Provided data:
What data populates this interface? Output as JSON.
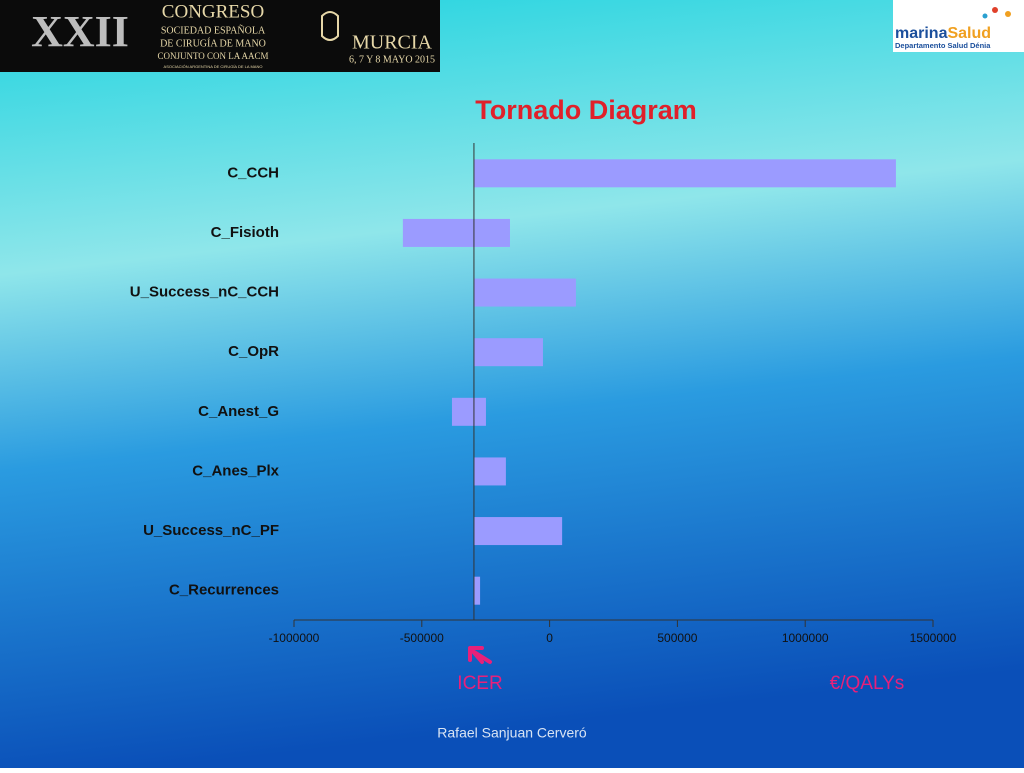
{
  "header": {
    "edition": "XXII",
    "congress": "CONGRESO",
    "line1": "SOCIEDAD ESPAÑOLA",
    "line2": "DE CIRUGÍA DE MANO",
    "line3": "CONJUNTO CON LA AACM",
    "line4": "ASOCIACIÓN ARGENTINA DE CIRUGÍA DE LA MANO",
    "city": "MURCIA",
    "dates": "6, 7 Y 8 MAYO 2015",
    "brand_a": "marina",
    "brand_b": "Salud",
    "department": "Departamento Salud Dénia"
  },
  "chart_data": {
    "type": "tornado",
    "title": "Tornado Diagram",
    "categories": [
      "C_CCH",
      "C_Fisioth",
      "U_Success_nC_CCH",
      "C_OpR",
      "C_Anest_G",
      "C_Anes_Plx",
      "U_Success_nC_PF",
      "C_Recurrences"
    ],
    "ranges": [
      [
        -296000,
        1355000
      ],
      [
        -574000,
        -155000
      ],
      [
        -296000,
        103000
      ],
      [
        -296000,
        -26000
      ],
      [
        -382000,
        -249000
      ],
      [
        -296000,
        -171000
      ],
      [
        -296000,
        49000
      ],
      [
        -296000,
        -272000
      ]
    ],
    "base_value": -296000,
    "color": "#9b9bff",
    "xlim": [
      -1000000,
      1500000
    ],
    "xticks": [
      -1000000,
      -500000,
      0,
      500000,
      1000000,
      1500000
    ]
  },
  "annotations": {
    "left": "ICER",
    "right": "€/QALYs"
  },
  "footer": "Rafael Sanjuan Cerveró"
}
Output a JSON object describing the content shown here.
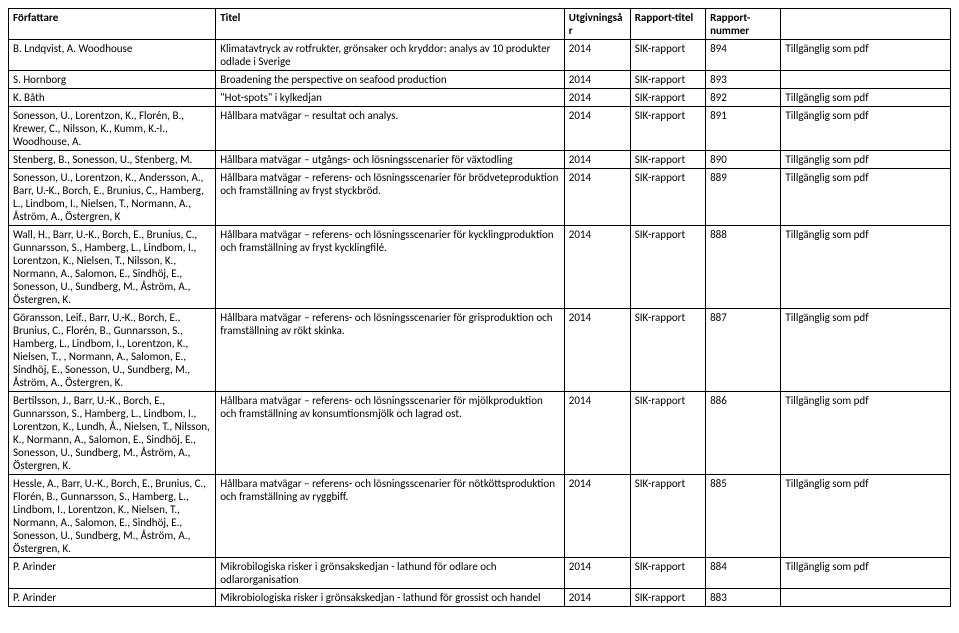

Task requirements: The data above should be repeated exactly, minus any pictures.

Right answer:
What data populates this interface? Output as JSON.
{
  "header": {
    "edition": "XXII",
    "congress": "CONGRESO",
    "line1": "SOCIEDAD ESPAÑOLA",
    "line2": "DE CIRUGÍA DE MANO",
    "line3": "CONJUNTO CON LA AACM",
    "line4": "ASOCIACIÓN ARGENTINA DE CIRUGÍA DE LA MANO",
    "city": "MURCIA",
    "dates": "6, 7 Y 8 MAYO 2015",
    "brand_a": "marina",
    "brand_b": "Salud",
    "department": "Departamento Salud Dénia"
  },
  "chart_data": {
    "type": "tornado",
    "title": "Tornado Diagram",
    "categories": [
      "C_CCH",
      "C_Fisioth",
      "U_Success_nC_CCH",
      "C_OpR",
      "C_Anest_G",
      "C_Anes_Plx",
      "U_Success_nC_PF",
      "C_Recurrences"
    ],
    "ranges": [
      [
        -296000,
        1355000
      ],
      [
        -574000,
        -155000
      ],
      [
        -296000,
        103000
      ],
      [
        -296000,
        -26000
      ],
      [
        -382000,
        -249000
      ],
      [
        -296000,
        -171000
      ],
      [
        -296000,
        49000
      ],
      [
        -296000,
        -272000
      ]
    ],
    "base_value": -296000,
    "color": "#9b9bff",
    "xlim": [
      -1000000,
      1500000
    ],
    "xticks": [
      -1000000,
      -500000,
      0,
      500000,
      1000000,
      1500000
    ]
  },
  "annotations": {
    "left": "ICER",
    "right": "€/QALYs"
  },
  "footer": "Rafael Sanjuan Cerveró"
}
Output a JSON object describing the content shown here.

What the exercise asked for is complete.